== Do this ==
Images are not part of the copy; write out the rest of the data exactly as given.

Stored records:

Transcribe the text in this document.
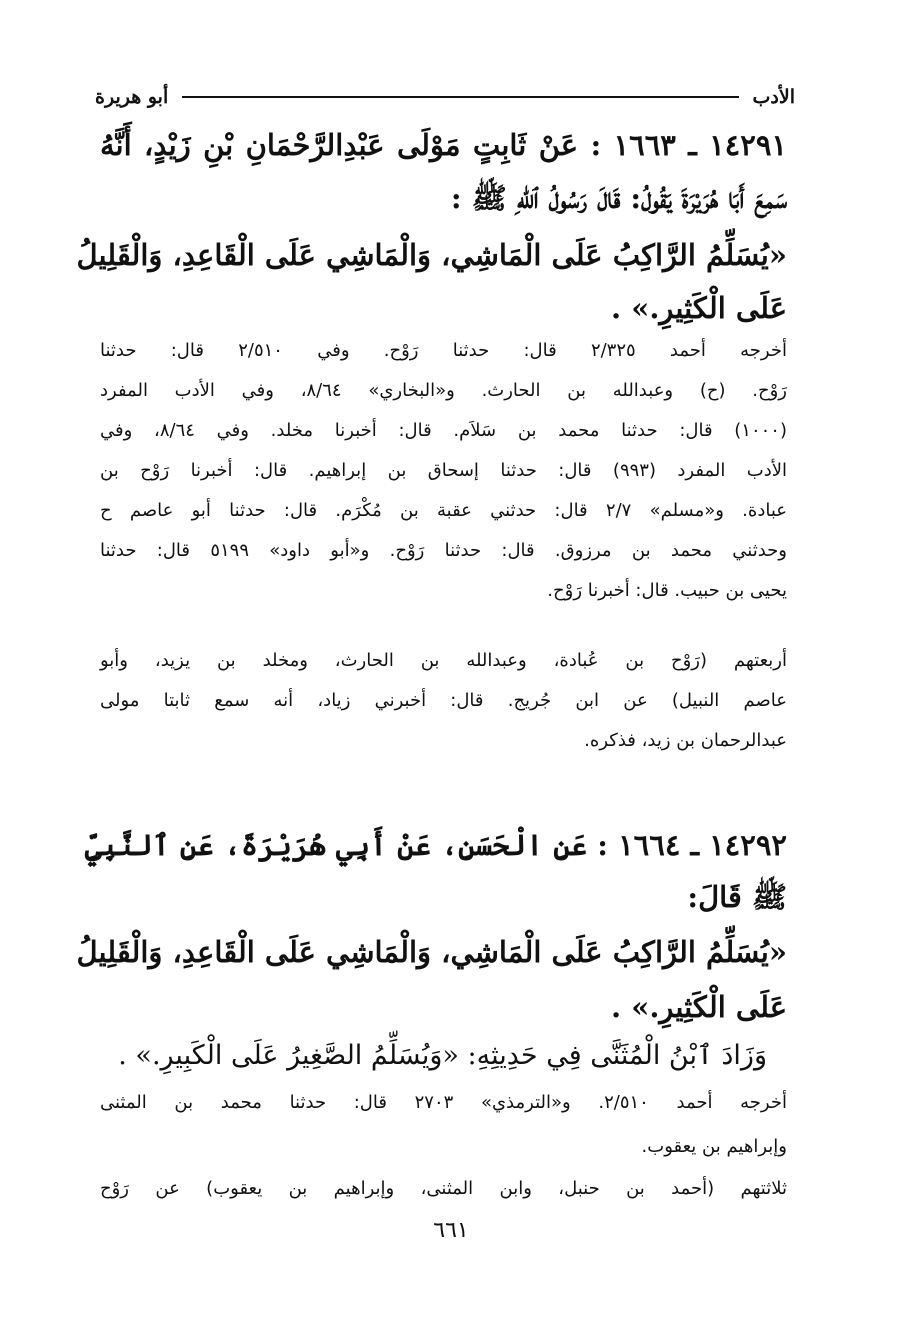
الأدب
أبو هريرة
١٤٢٩١ ـ ١٦٦٣ : عَنْ ثَابِتٍ مَوْلَى عَبْدِالرَّحْمَانِ بْنِ زَيْدٍ، أَنَّهُ
سَمِعَ أَبَا هُرَيْرَةَ يَقُولُ: قَالَ رَسُولُ ٱللهِ ﷺ :
«يُسَلِّمُ الرَّاكِبُ عَلَى الْمَاشِي، وَالْمَاشِي عَلَى الْقَاعِدِ، وَالْقَلِيلُ
عَلَى الْكَثِيرِ.» .
أخرجه أحمد ٢/٣٢٥ قال: حدثنا رَوْح. وفي ٢/٥١٠ قال: حدثنا
رَوْح. (ح) وعبدالله بن الحارث. و«البخاري» ٨/٦٤، وفي الأدب المفرد
(١٠٠٠) قال: حدثنا محمد بن سَلاَم. قال: أخبرنا مخلد. وفي ٨/٦٤، وفي
الأدب المفرد (٩٩٣) قال: حدثنا إسحاق بن إبراهيم. قال: أخبرنا رَوْح بن
عبادة. و«مسلم» ٢/٧ قال: حدثني عقبة بن مُكْرَم. قال: حدثنا أبو عاصم ح
وحدثني محمد بن مرزوق. قال: حدثنا رَوْح. و«أبو داود» ٥١٩٩ قال: حدثنا
يحيى بن حبيب. قال: أخبرنا رَوْح.
أربعتهم (رَوْح بن عُبادة، وعبدالله بن الحارث، ومخلد بن يزيد، وأبو
عاصم النبيل) عن ابن جُريج. قال: أخبرني زياد، أنه سمع ثابتا مولى
عبدالرحمان بن زيد، فذكره.
١٤٢٩٢ ـ ١٦٦٤ : عَنِ الْحَسَنِ، عَنْ أَبِي هُرَيْرَةَ، عَنِ ٱلنَّبِيِّ
ﷺ قَالَ:
«يُسَلِّمُ الرَّاكِبُ عَلَى الْمَاشِي، وَالْمَاشِي عَلَى الْقَاعِدِ، وَالْقَلِيلُ
عَلَى الْكَثِيرِ.» .
وَزَادَ ٱبْنُ الْمُثَنَّى فِي حَدِيثِهِ: «وَيُسَلِّمُ الصَّغِيرُ عَلَى الْكَبِيرِ.» .
أخرجه أحمد ٢/٥١٠. و«الترمذي» ٢٧٠٣ قال: حدثنا محمد بن المثنى
وإبراهيم بن يعقوب.
ثلاثتهم (أحمد بن حنبل، وابن المثنى، وإبراهيم بن يعقوب) عن رَوْح
٦٦١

== Written answer ==
Transcribe the text in this document.
الأدب
أبو هريرة
١٤٢٩١ ـ ١٦٦٣ : عَنْ ثَابِتٍ مَوْلَى عَبْدِالرَّحْمَانِ بْنِ زَيْدٍ، أَنَّهُ
سَمِعَ أَبَا هُرَيْرَةَ يَقُولُ: قَالَ رَسُولُ ٱللهِ ﷺ :
«يُسَلِّمُ الرَّاكِبُ عَلَى الْمَاشِي، وَالْمَاشِي عَلَى الْقَاعِدِ، وَالْقَلِيلُ
عَلَى الْكَثِيرِ.» .
أخرجه أحمد ٢/٣٢٥ قال: حدثنا رَوْح. وفي ٢/٥١٠ قال: حدثنا
رَوْح. (ح) وعبدالله بن الحارث. و«البخاري» ٨/٦٤، وفي الأدب المفرد
(١٠٠٠) قال: حدثنا محمد بن سَلاَم. قال: أخبرنا مخلد. وفي ٨/٦٤، وفي
الأدب المفرد (٩٩٣) قال: حدثنا إسحاق بن إبراهيم. قال: أخبرنا رَوْح بن
عبادة. و«مسلم» ٢/٧ قال: حدثني عقبة بن مُكْرَم. قال: حدثنا أبو عاصم ح
وحدثني محمد بن مرزوق. قال: حدثنا رَوْح. و«أبو داود» ٥١٩٩ قال: حدثنا
يحيى بن حبيب. قال: أخبرنا رَوْح.
أربعتهم (رَوْح بن عُبادة، وعبدالله بن الحارث، ومخلد بن يزيد، وأبو
عاصم النبيل) عن ابن جُريج. قال: أخبرني زياد، أنه سمع ثابتا مولى
عبدالرحمان بن زيد، فذكره.
١٤٢٩٢ ـ ١٦٦٤ : عَنِ الْحَسَنِ، عَنْ أَبِي هُرَيْرَةَ، عَنِ ٱلنَّبِيِّ
ﷺ قَالَ:
«يُسَلِّمُ الرَّاكِبُ عَلَى الْمَاشِي، وَالْمَاشِي عَلَى الْقَاعِدِ، وَالْقَلِيلُ
عَلَى الْكَثِيرِ.» .
وَزَادَ ٱبْنُ الْمُثَنَّى فِي حَدِيثِهِ: «وَيُسَلِّمُ الصَّغِيرُ عَلَى الْكَبِيرِ.» .
أخرجه أحمد ٢/٥١٠. و«الترمذي» ٢٧٠٣ قال: حدثنا محمد بن المثنى
وإبراهيم بن يعقوب.
ثلاثتهم (أحمد بن حنبل، وابن المثنى، وإبراهيم بن يعقوب) عن رَوْح
٦٦١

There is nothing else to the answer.